TASK INSTRUCTIONS:
Scan the lines and state how many carry "type". Leave out everything but the number.

***

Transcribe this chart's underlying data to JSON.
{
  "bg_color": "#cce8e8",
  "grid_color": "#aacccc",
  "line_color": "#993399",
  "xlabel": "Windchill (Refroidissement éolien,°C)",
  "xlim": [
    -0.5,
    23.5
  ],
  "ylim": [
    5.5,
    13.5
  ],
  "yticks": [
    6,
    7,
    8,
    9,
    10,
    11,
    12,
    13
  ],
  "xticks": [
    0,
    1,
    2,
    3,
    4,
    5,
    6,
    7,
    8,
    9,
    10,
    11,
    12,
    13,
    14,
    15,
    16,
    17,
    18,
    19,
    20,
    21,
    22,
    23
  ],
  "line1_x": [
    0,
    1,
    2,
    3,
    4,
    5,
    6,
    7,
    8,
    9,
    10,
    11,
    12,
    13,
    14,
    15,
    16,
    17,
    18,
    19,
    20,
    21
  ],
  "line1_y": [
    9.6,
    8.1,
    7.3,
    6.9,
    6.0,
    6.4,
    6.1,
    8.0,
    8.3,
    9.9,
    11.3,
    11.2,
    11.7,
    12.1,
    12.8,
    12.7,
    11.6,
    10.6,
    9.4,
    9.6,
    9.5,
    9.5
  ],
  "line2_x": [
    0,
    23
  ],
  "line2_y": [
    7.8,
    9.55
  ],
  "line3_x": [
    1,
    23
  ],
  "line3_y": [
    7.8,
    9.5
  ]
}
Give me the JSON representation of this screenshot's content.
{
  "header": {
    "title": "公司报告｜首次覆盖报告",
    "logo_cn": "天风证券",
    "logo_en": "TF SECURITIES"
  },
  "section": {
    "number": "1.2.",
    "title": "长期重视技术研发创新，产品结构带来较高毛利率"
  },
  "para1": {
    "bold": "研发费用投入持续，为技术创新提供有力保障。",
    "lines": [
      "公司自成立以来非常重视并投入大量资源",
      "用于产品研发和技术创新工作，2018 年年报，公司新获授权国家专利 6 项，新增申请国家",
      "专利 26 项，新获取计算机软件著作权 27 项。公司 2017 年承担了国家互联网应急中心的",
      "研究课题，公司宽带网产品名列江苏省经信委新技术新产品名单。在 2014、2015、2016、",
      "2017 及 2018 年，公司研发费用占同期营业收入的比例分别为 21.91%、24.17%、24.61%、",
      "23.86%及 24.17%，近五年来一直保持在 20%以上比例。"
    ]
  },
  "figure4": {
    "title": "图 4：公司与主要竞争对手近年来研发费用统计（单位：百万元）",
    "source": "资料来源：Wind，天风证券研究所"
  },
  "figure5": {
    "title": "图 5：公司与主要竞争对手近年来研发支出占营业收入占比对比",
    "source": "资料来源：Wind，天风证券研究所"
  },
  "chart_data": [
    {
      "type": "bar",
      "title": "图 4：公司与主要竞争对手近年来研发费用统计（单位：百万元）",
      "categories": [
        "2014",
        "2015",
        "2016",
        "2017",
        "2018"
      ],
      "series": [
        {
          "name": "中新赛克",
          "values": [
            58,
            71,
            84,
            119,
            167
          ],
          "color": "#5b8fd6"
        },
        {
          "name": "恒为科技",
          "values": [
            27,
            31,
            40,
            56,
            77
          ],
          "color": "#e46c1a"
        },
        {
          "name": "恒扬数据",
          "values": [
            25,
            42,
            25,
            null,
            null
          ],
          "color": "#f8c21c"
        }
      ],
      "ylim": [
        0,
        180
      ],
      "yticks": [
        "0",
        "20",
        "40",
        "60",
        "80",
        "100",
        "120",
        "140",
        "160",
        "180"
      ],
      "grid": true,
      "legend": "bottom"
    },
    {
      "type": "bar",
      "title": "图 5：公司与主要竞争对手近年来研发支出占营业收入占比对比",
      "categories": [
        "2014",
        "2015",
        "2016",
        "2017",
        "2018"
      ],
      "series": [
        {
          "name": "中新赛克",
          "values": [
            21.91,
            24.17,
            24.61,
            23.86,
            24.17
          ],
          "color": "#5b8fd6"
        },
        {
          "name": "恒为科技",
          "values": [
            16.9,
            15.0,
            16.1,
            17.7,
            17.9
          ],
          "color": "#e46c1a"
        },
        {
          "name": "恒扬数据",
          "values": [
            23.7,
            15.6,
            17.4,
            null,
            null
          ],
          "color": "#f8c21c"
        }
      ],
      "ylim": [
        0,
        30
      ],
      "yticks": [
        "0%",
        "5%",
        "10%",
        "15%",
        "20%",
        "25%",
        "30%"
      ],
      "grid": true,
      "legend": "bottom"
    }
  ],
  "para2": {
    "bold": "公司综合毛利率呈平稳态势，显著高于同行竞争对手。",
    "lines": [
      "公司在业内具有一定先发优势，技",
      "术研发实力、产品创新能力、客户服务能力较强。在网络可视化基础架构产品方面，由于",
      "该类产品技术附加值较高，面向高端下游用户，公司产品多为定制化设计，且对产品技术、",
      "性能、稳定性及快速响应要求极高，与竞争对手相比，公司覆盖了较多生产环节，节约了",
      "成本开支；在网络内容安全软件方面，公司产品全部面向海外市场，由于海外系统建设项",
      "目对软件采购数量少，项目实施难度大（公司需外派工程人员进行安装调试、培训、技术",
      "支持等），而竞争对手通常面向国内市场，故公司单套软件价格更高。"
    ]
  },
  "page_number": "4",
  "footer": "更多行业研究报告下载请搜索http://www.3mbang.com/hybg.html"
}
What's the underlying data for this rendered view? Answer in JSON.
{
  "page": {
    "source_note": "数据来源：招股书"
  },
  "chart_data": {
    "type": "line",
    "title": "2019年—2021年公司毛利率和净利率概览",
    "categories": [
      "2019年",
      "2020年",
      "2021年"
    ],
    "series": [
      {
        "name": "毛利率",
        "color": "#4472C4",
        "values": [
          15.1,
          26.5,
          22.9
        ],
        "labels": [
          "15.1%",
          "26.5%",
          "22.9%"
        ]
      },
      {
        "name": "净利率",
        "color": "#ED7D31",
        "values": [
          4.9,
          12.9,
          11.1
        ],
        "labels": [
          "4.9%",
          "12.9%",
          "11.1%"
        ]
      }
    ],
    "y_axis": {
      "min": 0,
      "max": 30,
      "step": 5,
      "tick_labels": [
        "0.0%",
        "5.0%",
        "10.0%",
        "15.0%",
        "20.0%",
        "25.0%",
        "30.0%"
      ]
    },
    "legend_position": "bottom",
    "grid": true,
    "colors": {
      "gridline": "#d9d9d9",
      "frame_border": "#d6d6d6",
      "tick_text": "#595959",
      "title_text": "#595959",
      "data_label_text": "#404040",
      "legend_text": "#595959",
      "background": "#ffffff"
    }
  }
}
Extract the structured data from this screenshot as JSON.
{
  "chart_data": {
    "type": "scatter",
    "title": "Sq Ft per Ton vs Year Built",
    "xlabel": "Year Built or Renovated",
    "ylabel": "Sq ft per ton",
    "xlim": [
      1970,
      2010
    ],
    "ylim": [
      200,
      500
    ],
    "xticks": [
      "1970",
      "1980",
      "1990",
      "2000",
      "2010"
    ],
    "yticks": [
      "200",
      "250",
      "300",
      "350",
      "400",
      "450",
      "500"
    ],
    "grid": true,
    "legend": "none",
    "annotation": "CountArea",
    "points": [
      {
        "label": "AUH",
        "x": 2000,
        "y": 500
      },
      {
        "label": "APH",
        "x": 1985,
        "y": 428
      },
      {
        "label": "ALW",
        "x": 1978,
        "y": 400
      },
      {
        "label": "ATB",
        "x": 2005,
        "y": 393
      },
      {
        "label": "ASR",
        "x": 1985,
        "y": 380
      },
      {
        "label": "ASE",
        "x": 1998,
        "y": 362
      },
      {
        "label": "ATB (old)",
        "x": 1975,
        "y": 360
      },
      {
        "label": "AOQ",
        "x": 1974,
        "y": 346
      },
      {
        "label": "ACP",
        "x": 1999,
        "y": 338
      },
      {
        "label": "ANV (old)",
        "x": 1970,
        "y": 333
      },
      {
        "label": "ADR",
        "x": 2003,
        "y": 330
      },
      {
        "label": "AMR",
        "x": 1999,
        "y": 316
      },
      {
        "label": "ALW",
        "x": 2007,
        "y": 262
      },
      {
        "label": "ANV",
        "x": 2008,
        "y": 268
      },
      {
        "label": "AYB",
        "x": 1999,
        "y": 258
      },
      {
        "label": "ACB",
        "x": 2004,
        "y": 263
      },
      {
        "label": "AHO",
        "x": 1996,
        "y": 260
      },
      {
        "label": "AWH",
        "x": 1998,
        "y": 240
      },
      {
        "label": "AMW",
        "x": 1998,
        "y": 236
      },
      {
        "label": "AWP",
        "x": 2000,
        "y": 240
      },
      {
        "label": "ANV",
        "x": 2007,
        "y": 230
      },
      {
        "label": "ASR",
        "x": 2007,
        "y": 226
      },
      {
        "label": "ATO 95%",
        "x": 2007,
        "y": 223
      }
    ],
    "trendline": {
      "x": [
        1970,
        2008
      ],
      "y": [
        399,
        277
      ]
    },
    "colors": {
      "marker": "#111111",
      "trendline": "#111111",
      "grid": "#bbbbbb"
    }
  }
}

***

SOLUTION:
4